[begin DATA SUPPLIED]

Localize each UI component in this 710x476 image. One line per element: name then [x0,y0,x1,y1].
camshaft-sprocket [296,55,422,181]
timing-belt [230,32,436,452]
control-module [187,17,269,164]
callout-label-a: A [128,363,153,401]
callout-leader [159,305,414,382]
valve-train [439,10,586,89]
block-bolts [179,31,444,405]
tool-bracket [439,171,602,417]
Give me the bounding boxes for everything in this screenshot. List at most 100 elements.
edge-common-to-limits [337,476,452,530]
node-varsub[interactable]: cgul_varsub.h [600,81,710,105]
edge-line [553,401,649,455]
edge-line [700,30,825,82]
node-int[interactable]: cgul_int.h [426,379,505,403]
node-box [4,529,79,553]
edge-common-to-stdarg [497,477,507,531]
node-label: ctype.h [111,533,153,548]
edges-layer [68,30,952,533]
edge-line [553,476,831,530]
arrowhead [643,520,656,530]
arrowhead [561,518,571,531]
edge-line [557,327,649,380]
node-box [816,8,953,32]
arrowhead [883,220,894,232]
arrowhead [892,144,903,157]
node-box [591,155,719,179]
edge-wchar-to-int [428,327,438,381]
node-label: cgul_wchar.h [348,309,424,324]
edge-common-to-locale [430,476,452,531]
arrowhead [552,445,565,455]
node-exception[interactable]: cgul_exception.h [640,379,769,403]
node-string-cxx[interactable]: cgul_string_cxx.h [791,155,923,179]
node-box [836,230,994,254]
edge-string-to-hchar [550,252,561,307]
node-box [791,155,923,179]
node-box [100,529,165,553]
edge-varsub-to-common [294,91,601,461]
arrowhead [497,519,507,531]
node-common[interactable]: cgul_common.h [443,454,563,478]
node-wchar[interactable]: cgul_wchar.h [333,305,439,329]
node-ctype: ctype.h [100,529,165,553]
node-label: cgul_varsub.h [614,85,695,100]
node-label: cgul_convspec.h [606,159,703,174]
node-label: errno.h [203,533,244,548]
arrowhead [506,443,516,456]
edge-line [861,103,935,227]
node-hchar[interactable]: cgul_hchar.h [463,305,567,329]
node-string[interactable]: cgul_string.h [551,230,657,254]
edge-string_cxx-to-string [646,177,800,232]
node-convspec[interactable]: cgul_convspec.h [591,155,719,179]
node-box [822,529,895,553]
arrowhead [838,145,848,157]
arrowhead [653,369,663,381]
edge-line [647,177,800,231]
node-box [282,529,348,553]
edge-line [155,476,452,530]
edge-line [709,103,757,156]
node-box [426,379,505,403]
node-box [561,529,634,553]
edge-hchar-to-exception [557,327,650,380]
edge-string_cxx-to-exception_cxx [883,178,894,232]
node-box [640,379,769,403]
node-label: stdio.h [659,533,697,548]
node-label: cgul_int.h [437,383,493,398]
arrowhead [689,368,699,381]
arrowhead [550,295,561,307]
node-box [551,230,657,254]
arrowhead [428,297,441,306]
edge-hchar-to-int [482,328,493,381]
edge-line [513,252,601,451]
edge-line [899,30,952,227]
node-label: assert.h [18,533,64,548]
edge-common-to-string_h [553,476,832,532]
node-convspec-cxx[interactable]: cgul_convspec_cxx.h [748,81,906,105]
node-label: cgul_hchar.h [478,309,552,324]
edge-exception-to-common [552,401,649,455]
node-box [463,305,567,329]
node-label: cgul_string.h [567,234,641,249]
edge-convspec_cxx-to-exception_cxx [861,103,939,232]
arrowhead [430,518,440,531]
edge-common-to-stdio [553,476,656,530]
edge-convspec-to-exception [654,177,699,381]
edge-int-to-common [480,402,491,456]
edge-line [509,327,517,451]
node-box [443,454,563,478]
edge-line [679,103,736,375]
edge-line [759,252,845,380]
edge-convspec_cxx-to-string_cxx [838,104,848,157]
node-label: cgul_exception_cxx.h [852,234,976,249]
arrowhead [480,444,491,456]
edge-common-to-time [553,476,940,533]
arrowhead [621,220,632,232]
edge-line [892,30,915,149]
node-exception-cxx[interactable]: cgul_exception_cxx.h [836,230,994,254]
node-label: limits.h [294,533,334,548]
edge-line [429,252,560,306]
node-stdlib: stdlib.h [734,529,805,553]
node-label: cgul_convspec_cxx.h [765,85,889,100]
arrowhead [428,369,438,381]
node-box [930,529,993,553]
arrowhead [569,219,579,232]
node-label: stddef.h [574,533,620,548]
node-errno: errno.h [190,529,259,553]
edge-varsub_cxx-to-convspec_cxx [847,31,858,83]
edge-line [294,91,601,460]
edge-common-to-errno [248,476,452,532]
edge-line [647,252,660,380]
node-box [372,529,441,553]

[end DATA SUPPLIED]

*WHAT THE TASK REQUIRES*.
Reproduce every one of the lines above, unchanged and in the same order.

*PROBLEM SOLUTION*.
Localize each UI component in this 710x476 image. One line per element: name then [x0,y0,x1,y1].
camshaft-sprocket [296,55,422,181]
timing-belt [230,32,436,452]
control-module [187,17,269,164]
callout-label-a: A [128,363,153,401]
callout-leader [159,305,414,382]
valve-train [439,10,586,89]
block-bolts [179,31,444,405]
tool-bracket [439,171,602,417]
Give me the bounding boxes for everything in this screenshot. List at most 100 elements.
edge-common-to-limits [337,476,452,530]
node-varsub[interactable]: cgul_varsub.h [600,81,710,105]
edge-line [553,401,649,455]
edge-line [700,30,825,82]
node-int[interactable]: cgul_int.h [426,379,505,403]
node-box [4,529,79,553]
edge-common-to-stdarg [497,477,507,531]
node-label: ctype.h [111,533,153,548]
edges-layer [68,30,952,533]
edge-line [553,476,831,530]
arrowhead [643,520,656,530]
arrowhead [561,518,571,531]
edge-line [557,327,649,380]
node-box [816,8,953,32]
arrowhead [883,220,894,232]
arrowhead [892,144,903,157]
node-box [591,155,719,179]
edge-wchar-to-int [428,327,438,381]
node-label: cgul_wchar.h [348,309,424,324]
edge-common-to-locale [430,476,452,531]
arrowhead [552,445,565,455]
node-exception[interactable]: cgul_exception.h [640,379,769,403]
node-string-cxx[interactable]: cgul_string_cxx.h [791,155,923,179]
node-box [836,230,994,254]
edge-string-to-hchar [550,252,561,307]
node-box [791,155,923,179]
node-box [100,529,165,553]
edge-varsub-to-common [294,91,601,461]
arrowhead [497,519,507,531]
node-common[interactable]: cgul_common.h [443,454,563,478]
node-wchar[interactable]: cgul_wchar.h [333,305,439,329]
node-ctype: ctype.h [100,529,165,553]
node-label: cgul_varsub.h [614,85,695,100]
node-label: cgul_convspec.h [606,159,703,174]
node-label: errno.h [203,533,244,548]
arrowhead [506,443,516,456]
edge-line [861,103,935,227]
node-hchar[interactable]: cgul_hchar.h [463,305,567,329]
node-string[interactable]: cgul_string.h [551,230,657,254]
edge-string_cxx-to-string [646,177,800,232]
node-convspec[interactable]: cgul_convspec.h [591,155,719,179]
node-box [822,529,895,553]
arrowhead [838,145,848,157]
arrowhead [653,369,663,381]
edge-line [647,177,800,231]
node-box [282,529,348,553]
edge-line [155,476,452,530]
edge-line [709,103,757,156]
node-box [426,379,505,403]
node-box [561,529,634,553]
edge-hchar-to-exception [557,327,650,380]
edge-string_cxx-to-exception_cxx [883,178,894,232]
node-box [640,379,769,403]
node-label: stdio.h [659,533,697,548]
node-label: cgul_int.h [437,383,493,398]
arrowhead [689,368,699,381]
arrowhead [550,295,561,307]
node-box [551,230,657,254]
arrowhead [428,297,441,306]
edge-hchar-to-int [482,328,493,381]
edge-line [513,252,601,451]
edge-line [899,30,952,227]
node-label: assert.h [18,533,64,548]
edge-common-to-string_h [553,476,832,532]
node-convspec-cxx[interactable]: cgul_convspec_cxx.h [748,81,906,105]
node-label: cgul_hchar.h [478,309,552,324]
edge-exception-to-common [552,401,649,455]
node-box [463,305,567,329]
node-label: cgul_string.h [567,234,641,249]
edge-convspec_cxx-to-exception_cxx [861,103,939,232]
arrowhead [430,518,440,531]
edge-common-to-stdio [553,476,656,530]
edge-convspec-to-exception [654,177,699,381]
edge-int-to-common [480,402,491,456]
edge-line [509,327,517,451]
node-box [443,454,563,478]
edge-line [679,103,736,375]
edge-line [759,252,845,380]
edge-convspec_cxx-to-string_cxx [838,104,848,157]
node-label: cgul_exception_cxx.h [852,234,976,249]
arrowhead [480,444,491,456]
edge-common-to-time [553,476,940,533]
arrowhead [621,220,632,232]
edge-line [892,30,915,149]
node-exception-cxx[interactable]: cgul_exception_cxx.h [836,230,994,254]
node-label: limits.h [294,533,334,548]
edge-line [429,252,560,306]
node-stdlib: stdlib.h [734,529,805,553]
node-label: cgul_convspec_cxx.h [765,85,889,100]
arrowhead [428,369,438,381]
node-box [930,529,993,553]
arrowhead [569,219,579,232]
node-label: stddef.h [574,533,620,548]
node-errno: errno.h [190,529,259,553]
edge-varsub_cxx-to-convspec_cxx [847,31,858,83]
edge-line [294,91,601,460]
edge-common-to-errno [248,476,452,532]
edge-line [647,252,660,380]
node-box [372,529,441,553]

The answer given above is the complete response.